=== INFORMATION PROVIDED ===

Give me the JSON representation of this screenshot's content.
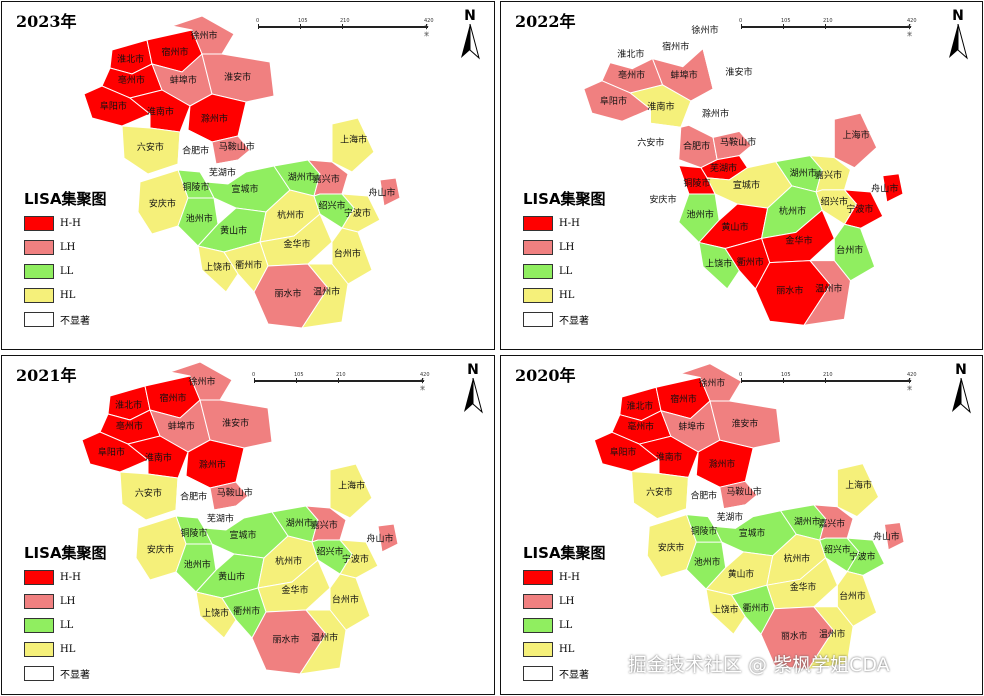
{
  "legend": {
    "title": "LISA集聚图",
    "items": [
      {
        "code": "HH",
        "label": "H-H",
        "color": "#ff0000"
      },
      {
        "code": "LH",
        "label": "LH",
        "color": "#f08080"
      },
      {
        "code": "LL",
        "label": "LL",
        "color": "#90ee60"
      },
      {
        "code": "HL",
        "label": "HL",
        "color": "#f5f07a"
      },
      {
        "code": "NS",
        "label": "不显著",
        "color": "#ffffff"
      }
    ]
  },
  "north_label": "N",
  "scale_ticks": [
    "0",
    "105",
    "210",
    "420 千米"
  ],
  "watermark": "掘金技术社区 @ 紫枫学姐CDA",
  "cities": [
    "淮北市",
    "宿州市",
    "徐州市",
    "亳州市",
    "蚌埠市",
    "阜阳市",
    "淮安市",
    "淮南市",
    "滁州市",
    "六安市",
    "合肥市",
    "马鞍山市",
    "芜湖市",
    "上海市",
    "铜陵市",
    "宣城市",
    "湖州市",
    "嘉兴市",
    "安庆市",
    "池州市",
    "宁波市",
    "舟山市",
    "黄山市",
    "杭州市",
    "绍兴市",
    "上饶市",
    "金华市",
    "台州市",
    "衢州市",
    "丽水市",
    "温州市"
  ],
  "panels": [
    {
      "year": "2023年",
      "classes": {
        "淮北市": "HH",
        "宿州市": "HH",
        "徐州市": "LH",
        "亳州市": "HH",
        "蚌埠市": "LH",
        "阜阳市": "HH",
        "淮安市": "LH",
        "淮南市": "HH",
        "滁州市": "HH",
        "六安市": "HL",
        "合肥市": "NS",
        "马鞍山市": "LH",
        "芜湖市": "NS",
        "上海市": "HL",
        "铜陵市": "LL",
        "宣城市": "LL",
        "湖州市": "LL",
        "嘉兴市": "LH",
        "安庆市": "HL",
        "池州市": "LL",
        "宁波市": "HL",
        "舟山市": "LH",
        "黄山市": "LL",
        "杭州市": "HL",
        "绍兴市": "LL",
        "上饶市": "HL",
        "金华市": "HL",
        "台州市": "HL",
        "衢州市": "HL",
        "丽水市": "LH",
        "温州市": "HL"
      }
    },
    {
      "year": "2022年",
      "classes": {
        "淮北市": "NS",
        "宿州市": "NS",
        "徐州市": "NS",
        "亳州市": "LH",
        "蚌埠市": "LH",
        "阜阳市": "LH",
        "淮安市": "NS",
        "淮南市": "HL",
        "滁州市": "NS",
        "六安市": "NS",
        "合肥市": "LH",
        "马鞍山市": "LH",
        "芜湖市": "HH",
        "上海市": "LH",
        "铜陵市": "HH",
        "宣城市": "HL",
        "湖州市": "LL",
        "嘉兴市": "HL",
        "安庆市": "NS",
        "池州市": "LL",
        "宁波市": "HH",
        "舟山市": "HH",
        "黄山市": "HH",
        "杭州市": "LL",
        "绍兴市": "HL",
        "上饶市": "LL",
        "金华市": "HH",
        "台州市": "LL",
        "衢州市": "HH",
        "丽水市": "HH",
        "温州市": "LH"
      }
    },
    {
      "year": "2021年",
      "classes": {
        "淮北市": "HH",
        "宿州市": "HH",
        "徐州市": "LH",
        "亳州市": "HH",
        "蚌埠市": "LH",
        "阜阳市": "HH",
        "淮安市": "LH",
        "淮南市": "HH",
        "滁州市": "HH",
        "六安市": "HL",
        "合肥市": "NS",
        "马鞍山市": "LH",
        "芜湖市": "NS",
        "上海市": "HL",
        "铜陵市": "LL",
        "宣城市": "LL",
        "湖州市": "LL",
        "嘉兴市": "LH",
        "安庆市": "HL",
        "池州市": "LL",
        "宁波市": "HL",
        "舟山市": "LH",
        "黄山市": "LL",
        "杭州市": "HL",
        "绍兴市": "LL",
        "上饶市": "HL",
        "金华市": "HL",
        "台州市": "HL",
        "衢州市": "LL",
        "丽水市": "LH",
        "温州市": "HL"
      }
    },
    {
      "year": "2020年",
      "classes": {
        "淮北市": "HH",
        "宿州市": "HH",
        "徐州市": "LH",
        "亳州市": "HH",
        "蚌埠市": "LH",
        "阜阳市": "HH",
        "淮安市": "LH",
        "淮南市": "HH",
        "滁州市": "HH",
        "六安市": "HL",
        "合肥市": "NS",
        "马鞍山市": "LH",
        "芜湖市": "NS",
        "上海市": "HL",
        "铜陵市": "LL",
        "宣城市": "LL",
        "湖州市": "LL",
        "嘉兴市": "LH",
        "安庆市": "HL",
        "池州市": "LL",
        "宁波市": "LL",
        "舟山市": "LH",
        "黄山市": "HL",
        "杭州市": "HL",
        "绍兴市": "LL",
        "上饶市": "HL",
        "金华市": "HL",
        "台州市": "HL",
        "衢州市": "LL",
        "丽水市": "LH",
        "温州市": "HL"
      }
    }
  ]
}
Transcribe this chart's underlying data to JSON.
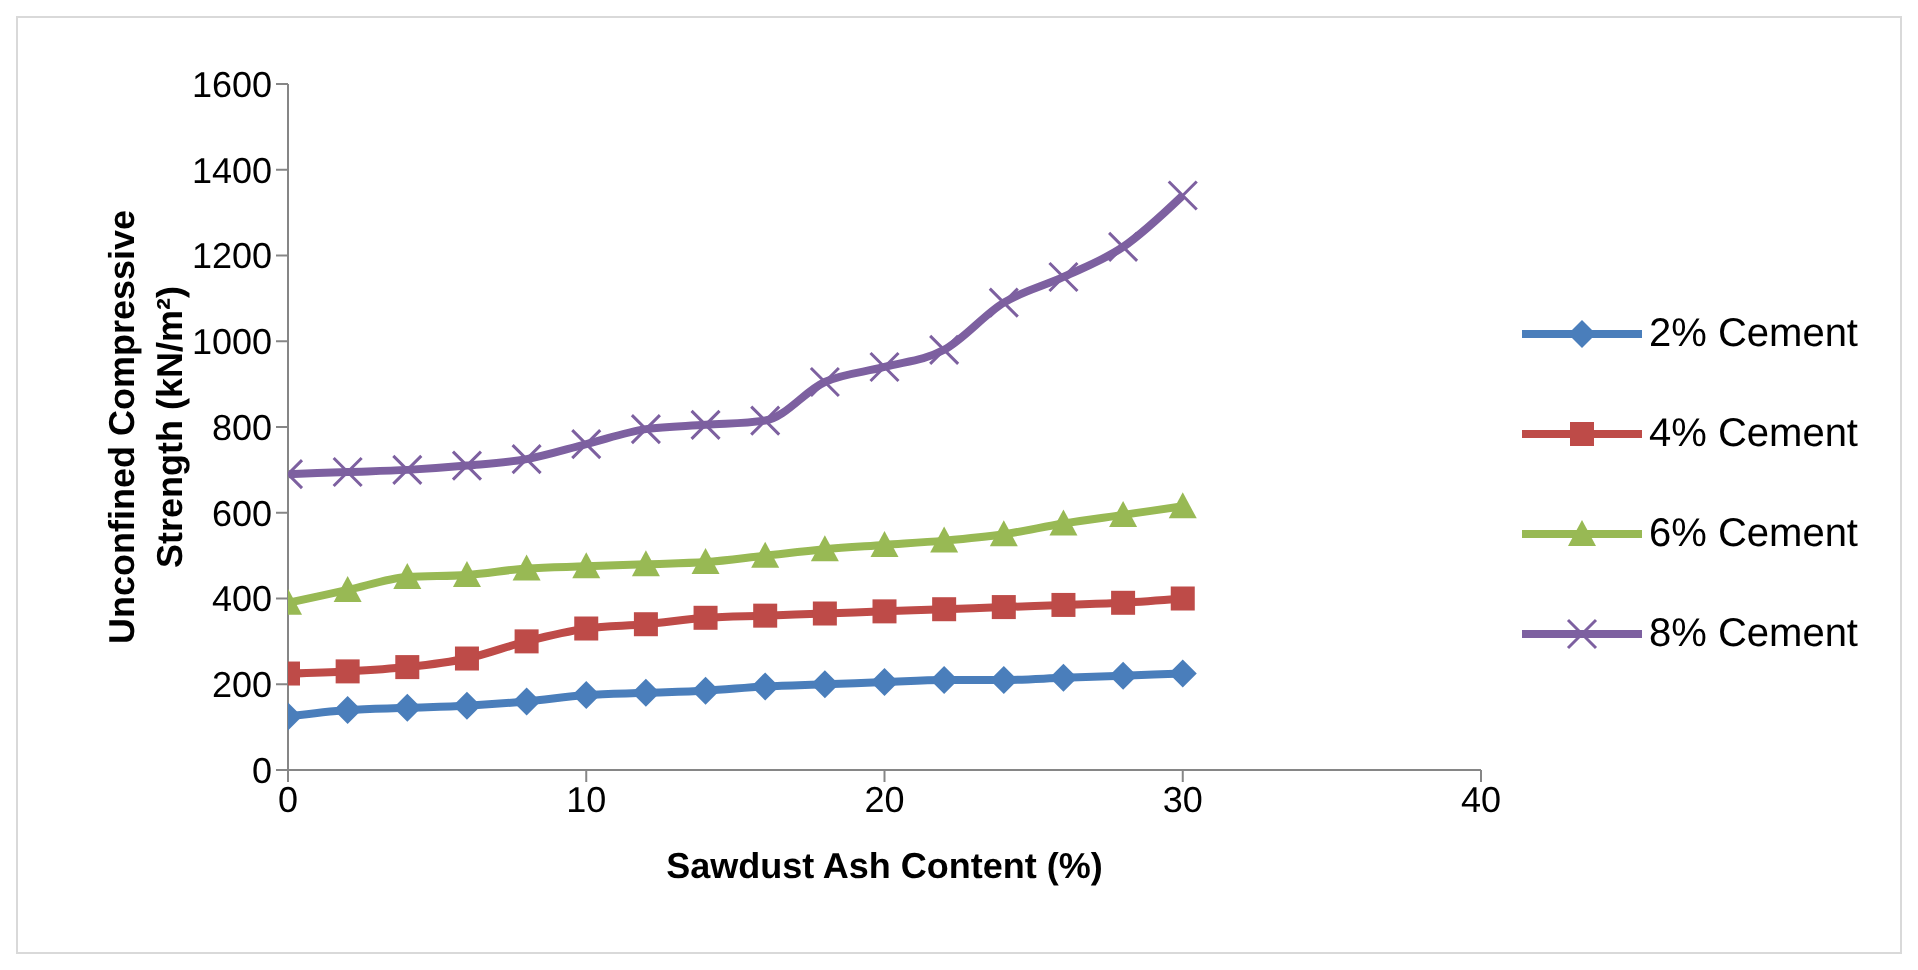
{
  "chart_data": {
    "type": "line",
    "xlabel": "Sawdust Ash Content (%)",
    "ylabel": "Unconfined Compressive Strength (kN/m²)",
    "x": [
      0,
      2,
      4,
      6,
      8,
      10,
      12,
      14,
      16,
      18,
      20,
      22,
      24,
      26,
      28,
      30
    ],
    "series": [
      {
        "name": "2% Cement",
        "color": "#4a7ebb",
        "marker": "diamond",
        "values": [
          125,
          140,
          145,
          150,
          160,
          175,
          180,
          185,
          195,
          200,
          205,
          210,
          210,
          215,
          220,
          225
        ]
      },
      {
        "name": "4% Cement",
        "color": "#be4b48",
        "marker": "square",
        "values": [
          225,
          230,
          240,
          260,
          300,
          330,
          340,
          355,
          360,
          365,
          370,
          375,
          380,
          385,
          390,
          400
        ]
      },
      {
        "name": "6% Cement",
        "color": "#98b954",
        "marker": "triangle",
        "values": [
          390,
          420,
          450,
          455,
          470,
          475,
          480,
          485,
          500,
          515,
          525,
          535,
          550,
          575,
          595,
          615
        ]
      },
      {
        "name": "8% Cement",
        "color": "#7d60a0",
        "marker": "cross",
        "values": [
          690,
          695,
          700,
          710,
          725,
          760,
          795,
          805,
          815,
          905,
          940,
          980,
          1090,
          1150,
          1220,
          1340
        ]
      }
    ],
    "xlim": [
      0,
      40
    ],
    "xticks": [
      0,
      10,
      20,
      30,
      40
    ],
    "ylim": [
      0,
      1600
    ],
    "yticks": [
      0,
      200,
      400,
      600,
      800,
      1000,
      1200,
      1400,
      1600
    ],
    "grid": false,
    "legend": "right"
  }
}
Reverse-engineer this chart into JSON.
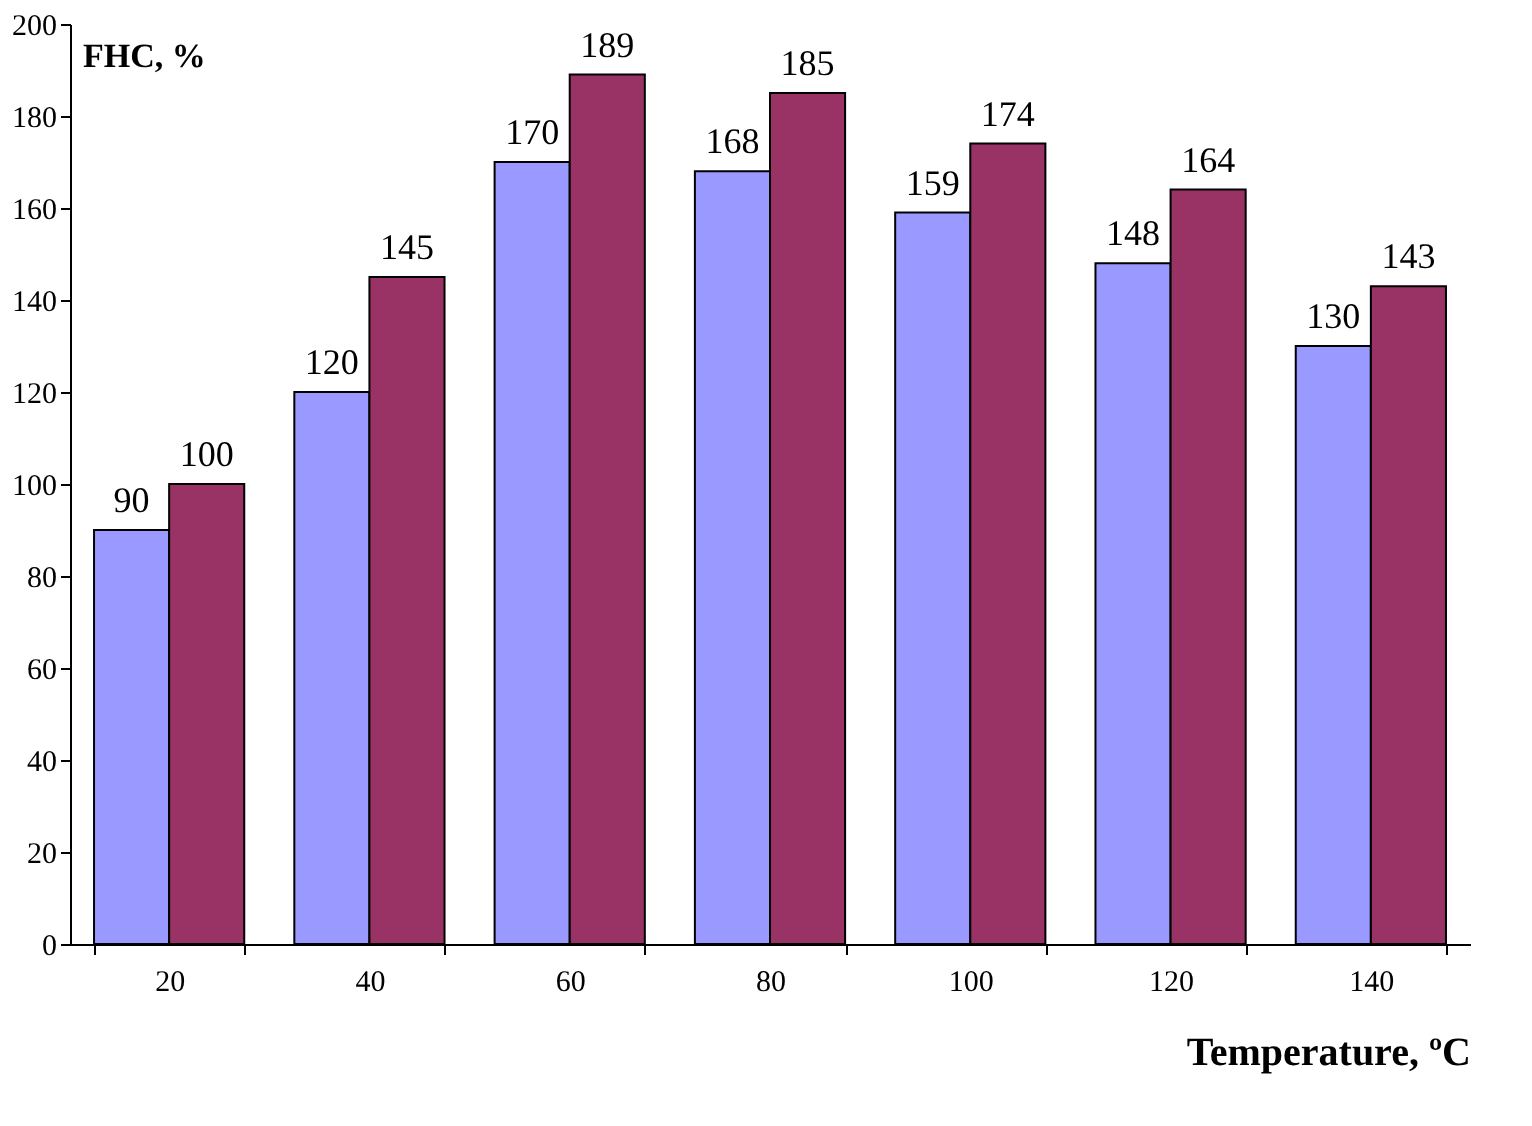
{
  "chart_data": {
    "type": "bar",
    "xlabel": "Temperature, ºC",
    "ylabel": "FHC, %",
    "categories": [
      "20",
      "40",
      "60",
      "80",
      "100",
      "120",
      "140"
    ],
    "series": [
      {
        "color": "#9999ff",
        "values": [
          90,
          120,
          170,
          168,
          159,
          148,
          130
        ]
      },
      {
        "color": "#993366",
        "values": [
          100,
          145,
          189,
          185,
          174,
          164,
          143
        ]
      }
    ],
    "ylim": [
      0,
      200
    ],
    "yticks": [
      0,
      20,
      40,
      60,
      80,
      100,
      120,
      140,
      160,
      180,
      200
    ],
    "grid": false,
    "legend": false,
    "data_labels": true
  }
}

===

• _THE REQUEST_:
Only the lines from the one that contains "Reverse-engineer this chart into JSON." to the end of the records, inclusive, are to be quoted exactly, with pictures excluded.

• _RESULT OF THIS EXERCISE_:
Reverse-engineer this chart into JSON.
{
  "chart_data": {
    "type": "bar",
    "xlabel": "Temperature, ºC",
    "ylabel": "FHC, %",
    "categories": [
      "20",
      "40",
      "60",
      "80",
      "100",
      "120",
      "140"
    ],
    "series": [
      {
        "color": "#9999ff",
        "values": [
          90,
          120,
          170,
          168,
          159,
          148,
          130
        ]
      },
      {
        "color": "#993366",
        "values": [
          100,
          145,
          189,
          185,
          174,
          164,
          143
        ]
      }
    ],
    "ylim": [
      0,
      200
    ],
    "yticks": [
      0,
      20,
      40,
      60,
      80,
      100,
      120,
      140,
      160,
      180,
      200
    ],
    "grid": false,
    "legend": false,
    "data_labels": true
  }
}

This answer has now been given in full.